Data items:
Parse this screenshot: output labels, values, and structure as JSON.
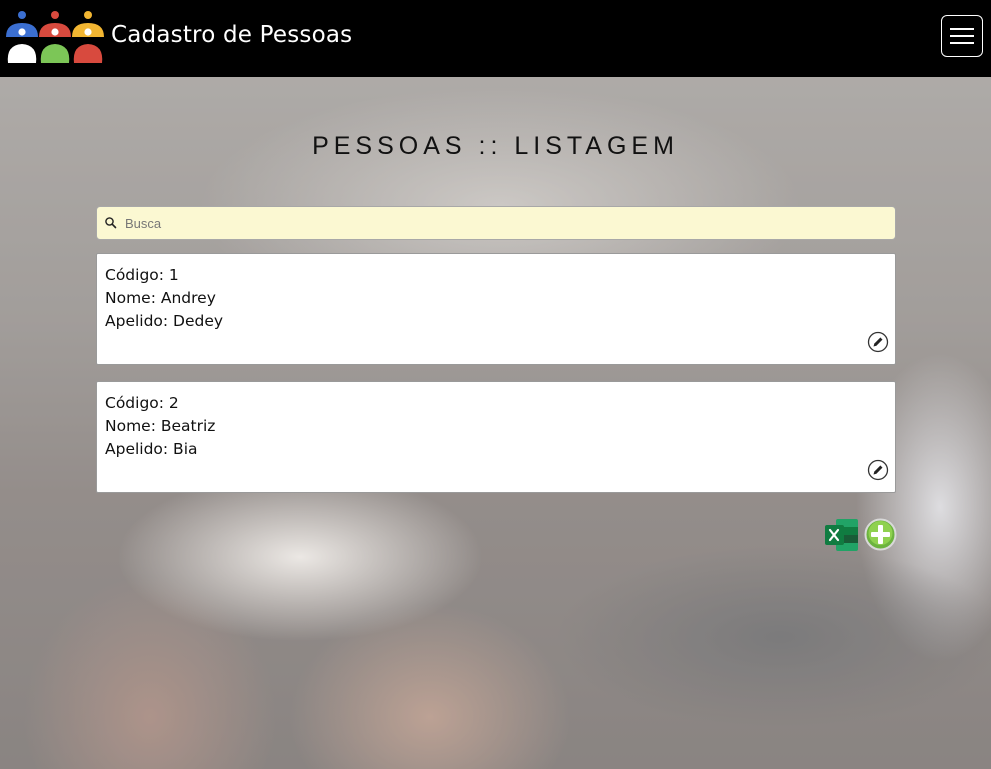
{
  "app": {
    "title": "Cadastro de Pessoas",
    "logo_icon": "people-group-logo",
    "menu_icon": "hamburger-menu-icon"
  },
  "page": {
    "heading": "PESSOAS :: LISTAGEM"
  },
  "search": {
    "placeholder": "Busca",
    "value": "",
    "icon": "search-icon",
    "background": "#fbf8d2"
  },
  "people": [
    {
      "codigo_label": "Código: 1",
      "nome_label": "Nome: Andrey",
      "apelido_label": "Apelido: Dedey"
    },
    {
      "codigo_label": "Código: 2",
      "nome_label": "Nome: Beatriz",
      "apelido_label": "Apelido: Bia"
    }
  ],
  "actions": {
    "export_icon": "excel-export-icon",
    "add_icon": "add-plus-icon",
    "edit_icon": "edit-pencil-icon"
  },
  "colors": {
    "navbar": "#000000",
    "excel_green": "#1d7044",
    "add_green": "#7cc242"
  }
}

Direction:
In your copy, leave out the pictures and reproduce the material above exactly.

Response to the exercise:
Parse this screenshot: output labels, values, and structure as JSON.
{
  "app": {
    "title": "Cadastro de Pessoas",
    "logo_icon": "people-group-logo",
    "menu_icon": "hamburger-menu-icon"
  },
  "page": {
    "heading": "PESSOAS :: LISTAGEM"
  },
  "search": {
    "placeholder": "Busca",
    "value": "",
    "icon": "search-icon",
    "background": "#fbf8d2"
  },
  "people": [
    {
      "codigo_label": "Código: 1",
      "nome_label": "Nome: Andrey",
      "apelido_label": "Apelido: Dedey"
    },
    {
      "codigo_label": "Código: 2",
      "nome_label": "Nome: Beatriz",
      "apelido_label": "Apelido: Bia"
    }
  ],
  "actions": {
    "export_icon": "excel-export-icon",
    "add_icon": "add-plus-icon",
    "edit_icon": "edit-pencil-icon"
  },
  "colors": {
    "navbar": "#000000",
    "excel_green": "#1d7044",
    "add_green": "#7cc242"
  }
}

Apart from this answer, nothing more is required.